---------- Stored records
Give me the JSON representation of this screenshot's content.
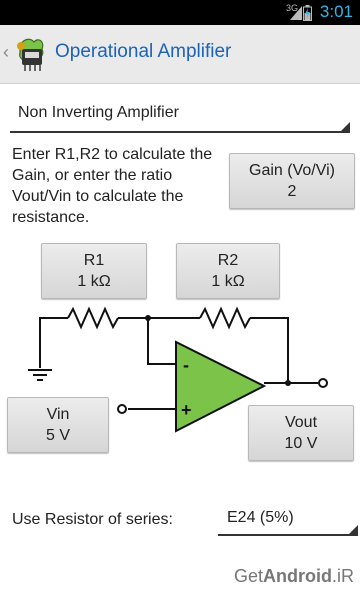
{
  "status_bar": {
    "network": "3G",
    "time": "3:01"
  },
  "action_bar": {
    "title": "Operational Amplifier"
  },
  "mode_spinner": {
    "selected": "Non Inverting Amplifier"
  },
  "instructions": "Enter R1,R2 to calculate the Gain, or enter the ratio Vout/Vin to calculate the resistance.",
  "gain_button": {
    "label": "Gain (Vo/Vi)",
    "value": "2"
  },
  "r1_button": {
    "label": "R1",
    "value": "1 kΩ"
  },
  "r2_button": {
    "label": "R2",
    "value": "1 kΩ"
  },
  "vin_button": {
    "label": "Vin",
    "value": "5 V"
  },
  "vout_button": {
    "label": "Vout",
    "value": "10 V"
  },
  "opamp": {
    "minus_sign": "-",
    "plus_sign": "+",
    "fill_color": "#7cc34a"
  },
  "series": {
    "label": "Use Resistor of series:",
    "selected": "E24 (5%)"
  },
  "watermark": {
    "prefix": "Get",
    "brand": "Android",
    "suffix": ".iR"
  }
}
--------------------
---------- Stored records
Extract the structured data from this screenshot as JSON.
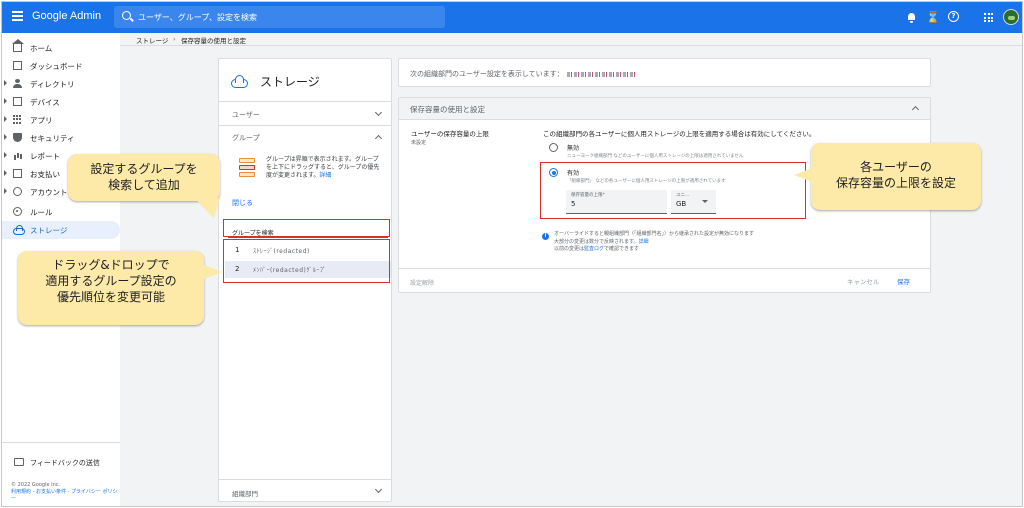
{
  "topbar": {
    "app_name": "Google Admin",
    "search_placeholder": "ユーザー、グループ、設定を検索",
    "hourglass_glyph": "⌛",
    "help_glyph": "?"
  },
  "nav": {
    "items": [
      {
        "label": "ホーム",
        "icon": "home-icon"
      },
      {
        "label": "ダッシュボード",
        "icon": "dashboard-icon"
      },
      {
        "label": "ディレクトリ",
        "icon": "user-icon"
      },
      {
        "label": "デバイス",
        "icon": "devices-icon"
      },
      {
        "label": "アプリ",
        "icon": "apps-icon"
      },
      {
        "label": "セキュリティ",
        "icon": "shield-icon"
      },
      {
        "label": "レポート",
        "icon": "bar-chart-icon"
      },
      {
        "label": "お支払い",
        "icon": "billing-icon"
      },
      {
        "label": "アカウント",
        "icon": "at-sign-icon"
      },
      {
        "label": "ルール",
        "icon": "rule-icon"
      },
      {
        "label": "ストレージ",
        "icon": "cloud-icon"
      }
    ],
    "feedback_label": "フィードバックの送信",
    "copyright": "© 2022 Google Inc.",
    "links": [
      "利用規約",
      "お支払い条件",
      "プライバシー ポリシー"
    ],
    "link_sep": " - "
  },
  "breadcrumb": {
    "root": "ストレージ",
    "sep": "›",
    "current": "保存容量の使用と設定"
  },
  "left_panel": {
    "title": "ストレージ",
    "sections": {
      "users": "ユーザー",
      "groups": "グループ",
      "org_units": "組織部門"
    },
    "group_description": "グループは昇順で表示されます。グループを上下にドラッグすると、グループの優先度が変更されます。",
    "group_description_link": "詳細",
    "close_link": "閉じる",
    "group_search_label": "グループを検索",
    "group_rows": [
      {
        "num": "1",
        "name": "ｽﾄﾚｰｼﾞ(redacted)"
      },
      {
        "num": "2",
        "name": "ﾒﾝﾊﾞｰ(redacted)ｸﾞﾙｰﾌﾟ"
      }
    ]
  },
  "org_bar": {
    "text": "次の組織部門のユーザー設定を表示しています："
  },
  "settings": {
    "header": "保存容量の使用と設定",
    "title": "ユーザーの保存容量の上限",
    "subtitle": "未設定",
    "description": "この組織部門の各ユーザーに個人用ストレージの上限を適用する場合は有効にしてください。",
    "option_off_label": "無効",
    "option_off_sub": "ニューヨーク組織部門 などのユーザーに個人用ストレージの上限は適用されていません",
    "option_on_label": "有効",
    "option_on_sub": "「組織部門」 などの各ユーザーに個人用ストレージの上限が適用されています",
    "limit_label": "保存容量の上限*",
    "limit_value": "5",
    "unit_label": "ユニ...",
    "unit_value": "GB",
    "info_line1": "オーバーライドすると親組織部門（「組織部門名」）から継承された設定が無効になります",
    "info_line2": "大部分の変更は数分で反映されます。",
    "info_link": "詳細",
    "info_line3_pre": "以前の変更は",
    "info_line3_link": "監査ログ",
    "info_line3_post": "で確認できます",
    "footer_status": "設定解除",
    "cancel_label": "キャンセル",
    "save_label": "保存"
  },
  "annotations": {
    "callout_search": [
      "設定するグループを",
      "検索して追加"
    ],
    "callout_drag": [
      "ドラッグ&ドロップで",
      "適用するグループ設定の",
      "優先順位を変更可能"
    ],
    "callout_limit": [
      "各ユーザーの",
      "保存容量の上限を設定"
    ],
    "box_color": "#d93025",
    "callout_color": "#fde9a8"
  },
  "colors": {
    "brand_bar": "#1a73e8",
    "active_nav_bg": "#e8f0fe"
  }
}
--------------------
_Prompt_
List every line above containing the word "redacted".

_Response below_
        "name": "ｽﾄﾚｰｼﾞ(redacted)"
        "name": "ﾒﾝﾊﾞｰ(redacted)ｸﾞﾙｰﾌﾟ"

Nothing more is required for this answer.